-- start STORED ROWS --

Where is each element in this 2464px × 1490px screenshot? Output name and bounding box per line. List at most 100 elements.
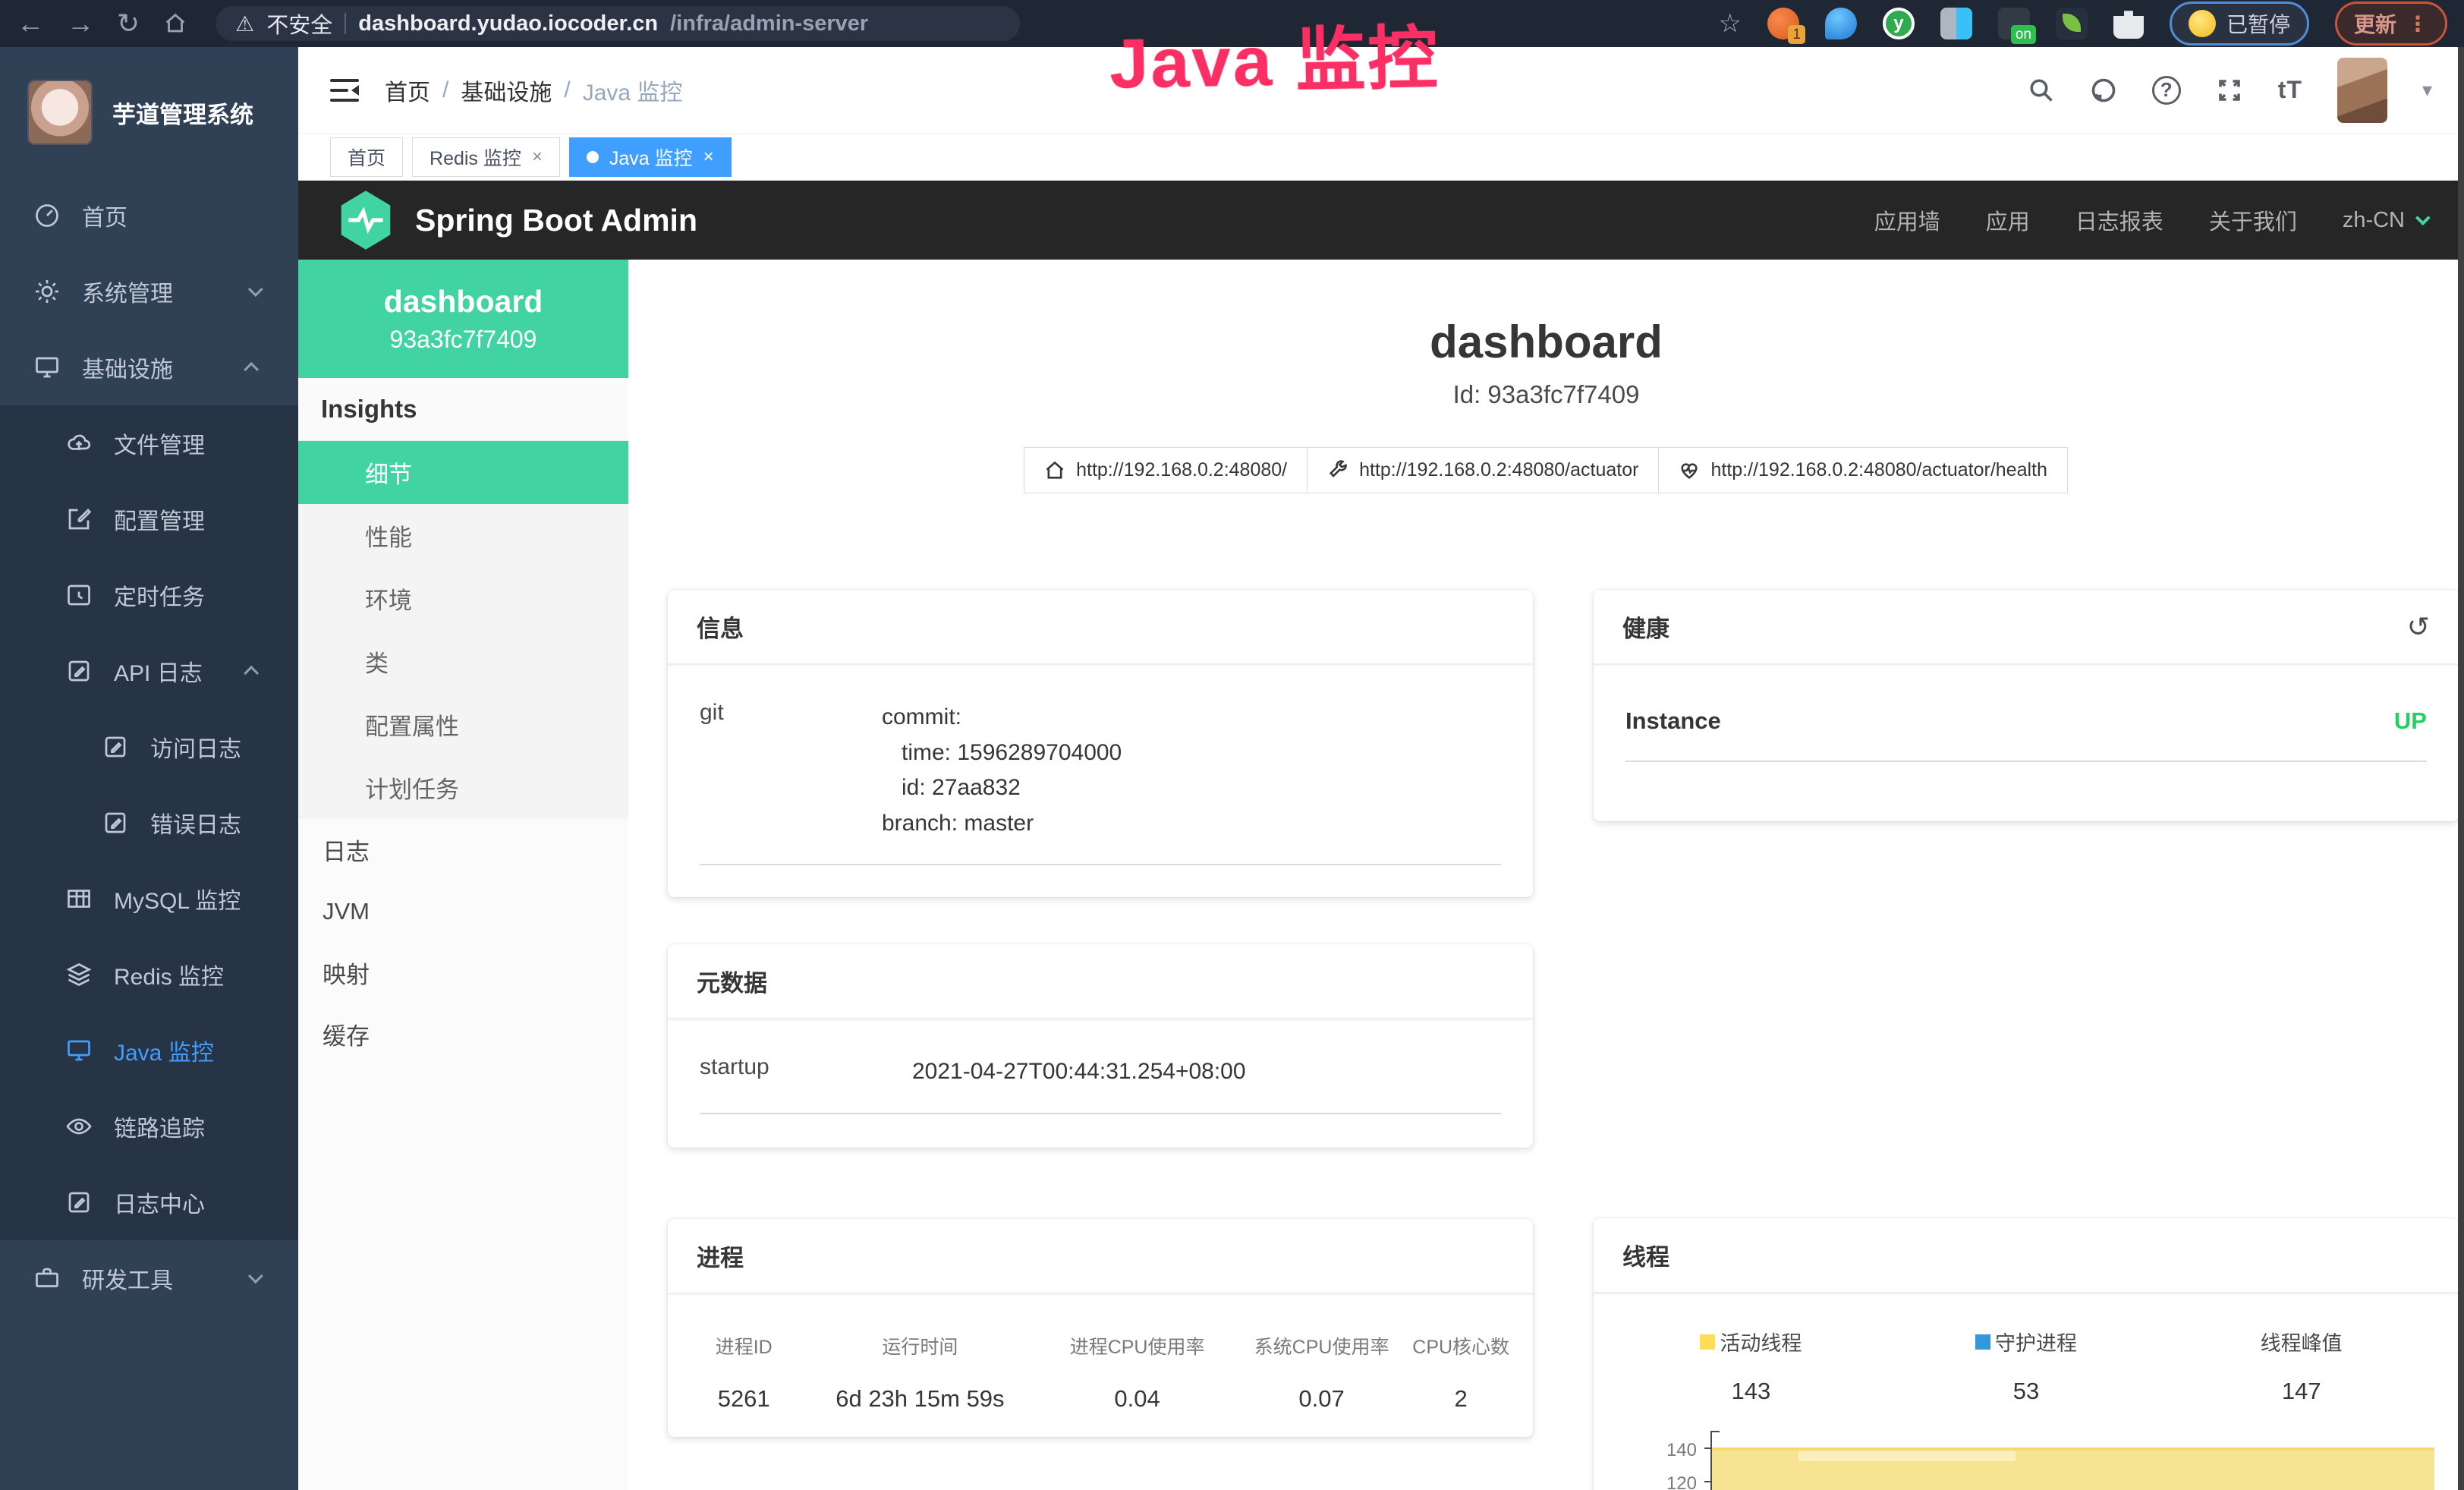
tab-home[interactable]: 首页: [330, 137, 403, 177]
address-bar[interactable]: ⚠ 不安全 dashboard.yudao.iocoder.cn/infra/a…: [216, 6, 1020, 41]
breadcrumb: 首页 / 基础设施 / Java 监控: [385, 74, 682, 107]
sba-nav-applications[interactable]: 应用: [1986, 204, 2030, 236]
sba-logo-icon: [336, 188, 395, 252]
status-badge: UP: [2394, 707, 2427, 735]
page-title: dashboard: [628, 316, 2464, 368]
home-icon[interactable]: [162, 11, 188, 36]
table-grid-icon: [65, 885, 93, 912]
instance-menu-env[interactable]: 环境: [298, 567, 628, 630]
extension-grid-icon[interactable]: [1940, 8, 1972, 39]
sidebar-item-home[interactable]: 首页: [0, 178, 298, 254]
card-title: 元数据: [697, 964, 767, 998]
instance-menu-configprops[interactable]: 配置属性: [298, 693, 628, 756]
gear-icon: [33, 278, 61, 305]
search-icon[interactable]: [2028, 77, 2055, 104]
info-row-git: git commit: time: 1596289704000 id: 27aa…: [700, 700, 1501, 865]
font-size-icon[interactable]: tT: [2278, 76, 2302, 104]
health-url-link[interactable]: http://192.168.0.2:48080/actuator/health: [1658, 447, 2067, 493]
extension-pin-icon[interactable]: [1825, 8, 1857, 39]
back-icon[interactable]: ←: [17, 10, 44, 37]
sidebar-item-log-center[interactable]: 日志中心: [0, 1164, 298, 1240]
avatar-caret-icon[interactable]: ▾: [2422, 78, 2432, 102]
legend-yellow-icon: [1700, 1334, 1715, 1350]
tab-java-monitor[interactable]: Java 监控 ×: [569, 137, 732, 177]
sidebar-item-label: 配置管理: [114, 502, 205, 536]
wrench-icon: [1327, 460, 1348, 481]
extension-switch-icon[interactable]: on: [1998, 8, 2030, 39]
github-icon[interactable]: [2090, 77, 2117, 104]
fullscreen-icon[interactable]: [2216, 77, 2243, 104]
close-icon[interactable]: ×: [532, 146, 543, 168]
not-secure-warning-icon: ⚠: [235, 11, 254, 36]
sidebar-item-jobs[interactable]: 定时任务: [0, 557, 298, 633]
card-title: 信息: [697, 610, 744, 644]
page-scrollbar[interactable]: [2458, 47, 2464, 1490]
browser-menu-icon[interactable]: ⋮: [2407, 11, 2428, 36]
sidebar-item-label: 访问日志: [150, 730, 241, 764]
sidebar-item-label: MySQL 监控: [114, 882, 241, 915]
card-title: 健康: [1622, 610, 1669, 644]
instance-section-logs[interactable]: 日志: [298, 819, 628, 880]
card-title: 进程: [697, 1239, 744, 1273]
instance-name: dashboard: [384, 284, 543, 320]
instance-menu-scheduledtasks[interactable]: 计划任务: [298, 756, 628, 819]
threads-legend: 活动线程 143 守护进程 53 线程峰值 14: [1613, 1327, 2439, 1405]
extensions-puzzle-icon[interactable]: [2113, 8, 2144, 39]
tab-redis-monitor[interactable]: Redis 监控 ×: [412, 137, 560, 177]
sidebar-item-mysql[interactable]: MySQL 监控: [0, 861, 298, 937]
sba-brand[interactable]: Spring Boot Admin: [336, 188, 697, 252]
handwritten-annotation: Java 监控: [1109, 2, 1440, 109]
profile-label: 已暂停: [2226, 8, 2290, 39]
sba-nav-wallboard[interactable]: 应用墙: [1874, 204, 1940, 236]
instance-menu-metrics[interactable]: 性能: [298, 504, 628, 567]
instance-section-jvm[interactable]: JVM: [298, 880, 628, 942]
forward-icon[interactable]: →: [67, 10, 94, 37]
sidebar-item-system[interactable]: 系统管理: [0, 254, 298, 329]
sidebar-item-dev-tools[interactable]: 研发工具: [0, 1240, 298, 1316]
instance-menu-details[interactable]: 细节: [298, 441, 628, 504]
help-icon[interactable]: ?: [2152, 76, 2181, 105]
locale-select[interactable]: zh-CN: [2343, 208, 2426, 233]
admin-sidebar: 芋道管理系统 首页 系统管理 基础设施 文件管理 配置管理: [0, 47, 298, 1490]
sba-nav-journal[interactable]: 日志报表: [2075, 204, 2163, 236]
instance-section-caches[interactable]: 缓存: [298, 1003, 628, 1065]
collapse-sidebar-icon[interactable]: [330, 79, 359, 102]
sba-nav-about[interactable]: 关于我们: [2209, 204, 2297, 236]
extension-orange-icon[interactable]: 1: [1767, 8, 1799, 39]
instance-section-mappings[interactable]: 映射: [298, 942, 628, 1003]
actuator-url-link[interactable]: http://192.168.0.2:48080/actuator: [1307, 447, 1659, 493]
browser-update-button[interactable]: 更新 ⋮: [2335, 2, 2447, 46]
sidebar-item-error-log[interactable]: 错误日志: [0, 785, 298, 861]
cpu-cores: 2: [1411, 1385, 1510, 1413]
sidebar-item-tracing[interactable]: 链路追踪: [0, 1088, 298, 1164]
sidebar-item-label: 首页: [82, 199, 127, 232]
close-icon[interactable]: ×: [703, 146, 714, 168]
instance-header[interactable]: dashboard 93a3fc7f7409: [298, 260, 628, 378]
health-row-instance[interactable]: Instance UP: [1625, 707, 2427, 762]
sidebar-item-label: 定时任务: [114, 578, 205, 612]
update-label: 更新: [2354, 8, 2396, 39]
app-logo-row[interactable]: 芋道管理系统: [0, 47, 298, 178]
process-table: 进程ID 运行时间 进程CPU使用率 系统CPU使用率 CPU核心数 5261 …: [691, 1325, 1510, 1432]
sidebar-item-files[interactable]: 文件管理: [0, 405, 298, 481]
cloud-upload-icon: [65, 430, 93, 457]
briefcase-icon: [33, 1265, 61, 1292]
sidebar-item-label: 研发工具: [82, 1262, 173, 1295]
sidebar-item-config[interactable]: 配置管理: [0, 481, 298, 557]
reload-icon[interactable]: ↻: [117, 10, 140, 37]
extension-leaf-icon[interactable]: [2056, 8, 2088, 39]
sidebar-item-redis[interactable]: Redis 监控: [0, 937, 298, 1013]
browser-profile-chip[interactable]: 已暂停: [2170, 2, 2309, 46]
extension-y-icon[interactable]: y: [1883, 8, 1915, 39]
sidebar-item-infra[interactable]: 基础设施: [0, 329, 298, 405]
sidebar-item-access-log[interactable]: 访问日志: [0, 709, 298, 785]
history-icon[interactable]: ↺: [2407, 611, 2430, 643]
sidebar-item-api-log[interactable]: API 日志: [0, 633, 298, 709]
sidebar-item-java-monitor[interactable]: Java 监控: [0, 1013, 298, 1088]
bookmark-star-icon[interactable]: ☆: [1718, 8, 1741, 39]
breadcrumb-infra[interactable]: 基础设施: [461, 74, 552, 107]
breadcrumb-home[interactable]: 首页: [385, 74, 430, 107]
service-url-link[interactable]: http://192.168.0.2:48080/: [1024, 447, 1308, 493]
instance-menu-classes[interactable]: 类: [298, 630, 628, 693]
user-avatar[interactable]: [2337, 58, 2387, 123]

-- end STORED ROWS --

* _EXERCISE INSTRUCTIONS_: Reproduce every line of the records above verbatim, leaving out the pictures.

* _SOLUTION TO THIS PROBLEM_:
Where is each element in this 2464px × 1490px screenshot? Output name and bounding box per line. List at most 100 elements.
tab-home[interactable]: 首页: [330, 137, 403, 177]
address-bar[interactable]: ⚠ 不安全 dashboard.yudao.iocoder.cn/infra/a…: [216, 6, 1020, 41]
breadcrumb: 首页 / 基础设施 / Java 监控: [385, 74, 682, 107]
sba-nav-applications[interactable]: 应用: [1986, 204, 2030, 236]
sba-logo-icon: [336, 188, 395, 252]
status-badge: UP: [2394, 707, 2427, 735]
page-title: dashboard: [628, 316, 2464, 368]
home-icon[interactable]: [162, 11, 188, 36]
table-grid-icon: [65, 885, 93, 912]
instance-menu-env[interactable]: 环境: [298, 567, 628, 630]
extension-grid-icon[interactable]: [1940, 8, 1972, 39]
sidebar-item-home[interactable]: 首页: [0, 178, 298, 254]
card-title: 元数据: [697, 964, 767, 998]
instance-menu-configprops[interactable]: 配置属性: [298, 693, 628, 756]
gear-icon: [33, 278, 61, 305]
search-icon[interactable]: [2028, 77, 2055, 104]
info-row-git: git commit: time: 1596289704000 id: 27aa…: [700, 700, 1501, 865]
font-size-icon[interactable]: tT: [2278, 76, 2302, 104]
health-url-link[interactable]: http://192.168.0.2:48080/actuator/health: [1658, 447, 2067, 493]
extension-pin-icon[interactable]: [1825, 8, 1857, 39]
back-icon[interactable]: ←: [17, 10, 44, 37]
sidebar-item-log-center[interactable]: 日志中心: [0, 1164, 298, 1240]
avatar-caret-icon[interactable]: ▾: [2422, 78, 2432, 102]
legend-yellow-icon: [1700, 1334, 1715, 1350]
tab-java-monitor[interactable]: Java 监控 ×: [569, 137, 732, 177]
sidebar-item-label: 配置管理: [114, 502, 205, 536]
wrench-icon: [1327, 460, 1348, 481]
extension-switch-icon[interactable]: on: [1998, 8, 2030, 39]
github-icon[interactable]: [2090, 77, 2117, 104]
fullscreen-icon[interactable]: [2216, 77, 2243, 104]
close-icon[interactable]: ×: [532, 146, 543, 168]
not-secure-warning-icon: ⚠: [235, 11, 254, 36]
sidebar-item-jobs[interactable]: 定时任务: [0, 557, 298, 633]
card-title: 信息: [697, 610, 744, 644]
page-scrollbar[interactable]: [2458, 47, 2464, 1490]
browser-menu-icon[interactable]: ⋮: [2407, 11, 2428, 36]
sidebar-item-label: 访问日志: [150, 730, 241, 764]
sidebar-item-label: MySQL 监控: [114, 882, 241, 915]
card-title: 健康: [1622, 610, 1669, 644]
instance-section-logs[interactable]: 日志: [298, 819, 628, 880]
card-title: 进程: [697, 1239, 744, 1273]
instance-name: dashboard: [384, 284, 543, 320]
instance-menu-scheduledtasks[interactable]: 计划任务: [298, 756, 628, 819]
threads-legend: 活动线程 143 守护进程 53 线程峰值 14: [1613, 1327, 2439, 1405]
extensions-puzzle-icon[interactable]: [2113, 8, 2144, 39]
tab-redis-monitor[interactable]: Redis 监控 ×: [412, 137, 560, 177]
sidebar-item-mysql[interactable]: MySQL 监控: [0, 861, 298, 937]
sba-brand[interactable]: Spring Boot Admin: [336, 188, 697, 252]
handwritten-annotation: Java 监控: [1109, 2, 1440, 109]
profile-label: 已暂停: [2226, 8, 2290, 39]
sba-nav-wallboard[interactable]: 应用墙: [1874, 204, 1940, 236]
instance-menu-metrics[interactable]: 性能: [298, 504, 628, 567]
instance-section-jvm[interactable]: JVM: [298, 880, 628, 942]
forward-icon[interactable]: →: [67, 10, 94, 37]
sidebar-item-system[interactable]: 系统管理: [0, 254, 298, 329]
sidebar-item-dev-tools[interactable]: 研发工具: [0, 1240, 298, 1316]
instance-menu-details[interactable]: 细节: [298, 441, 628, 504]
help-icon[interactable]: ?: [2152, 76, 2181, 105]
locale-select[interactable]: zh-CN: [2343, 208, 2426, 233]
admin-sidebar: 芋道管理系统 首页 系统管理 基础设施 文件管理 配置管理: [0, 47, 298, 1490]
sba-nav-journal[interactable]: 日志报表: [2075, 204, 2163, 236]
instance-section-caches[interactable]: 缓存: [298, 1003, 628, 1065]
collapse-sidebar-icon[interactable]: [330, 79, 359, 102]
sba-nav-about[interactable]: 关于我们: [2209, 204, 2297, 236]
extension-orange-icon[interactable]: 1: [1767, 8, 1799, 39]
instance-section-mappings[interactable]: 映射: [298, 942, 628, 1003]
actuator-url-link[interactable]: http://192.168.0.2:48080/actuator: [1307, 447, 1659, 493]
browser-update-button[interactable]: 更新 ⋮: [2335, 2, 2447, 46]
sidebar-item-error-log[interactable]: 错误日志: [0, 785, 298, 861]
cpu-cores: 2: [1411, 1385, 1510, 1413]
sidebar-item-tracing[interactable]: 链路追踪: [0, 1088, 298, 1164]
sidebar-item-label: 首页: [82, 199, 127, 232]
close-icon[interactable]: ×: [703, 146, 714, 168]
instance-header[interactable]: dashboard 93a3fc7f7409: [298, 260, 628, 378]
health-row-instance[interactable]: Instance UP: [1625, 707, 2427, 762]
sidebar-item-label: 定时任务: [114, 578, 205, 612]
update-label: 更新: [2354, 8, 2396, 39]
app-logo-row[interactable]: 芋道管理系统: [0, 47, 298, 178]
process-table: 进程ID 运行时间 进程CPU使用率 系统CPU使用率 CPU核心数 5261 …: [691, 1325, 1510, 1432]
sidebar-item-files[interactable]: 文件管理: [0, 405, 298, 481]
cloud-upload-icon: [65, 430, 93, 457]
briefcase-icon: [33, 1265, 61, 1292]
sidebar-item-label: 研发工具: [82, 1262, 173, 1295]
sidebar-item-config[interactable]: 配置管理: [0, 481, 298, 557]
reload-icon[interactable]: ↻: [117, 10, 140, 37]
extension-leaf-icon[interactable]: [2056, 8, 2088, 39]
sidebar-item-redis[interactable]: Redis 监控: [0, 937, 298, 1013]
browser-profile-chip[interactable]: 已暂停: [2170, 2, 2309, 46]
extension-y-icon[interactable]: y: [1883, 8, 1915, 39]
sidebar-item-infra[interactable]: 基础设施: [0, 329, 298, 405]
sidebar-item-access-log[interactable]: 访问日志: [0, 709, 298, 785]
history-icon[interactable]: ↺: [2407, 611, 2430, 643]
sidebar-item-api-log[interactable]: API 日志: [0, 633, 298, 709]
sidebar-item-java-monitor[interactable]: Java 监控: [0, 1013, 298, 1088]
bookmark-star-icon[interactable]: ☆: [1718, 8, 1741, 39]
breadcrumb-infra[interactable]: 基础设施: [461, 74, 552, 107]
breadcrumb-home[interactable]: 首页: [385, 74, 430, 107]
service-url-link[interactable]: http://192.168.0.2:48080/: [1024, 447, 1308, 493]
instance-menu-classes[interactable]: 类: [298, 630, 628, 693]
user-avatar[interactable]: [2337, 58, 2387, 123]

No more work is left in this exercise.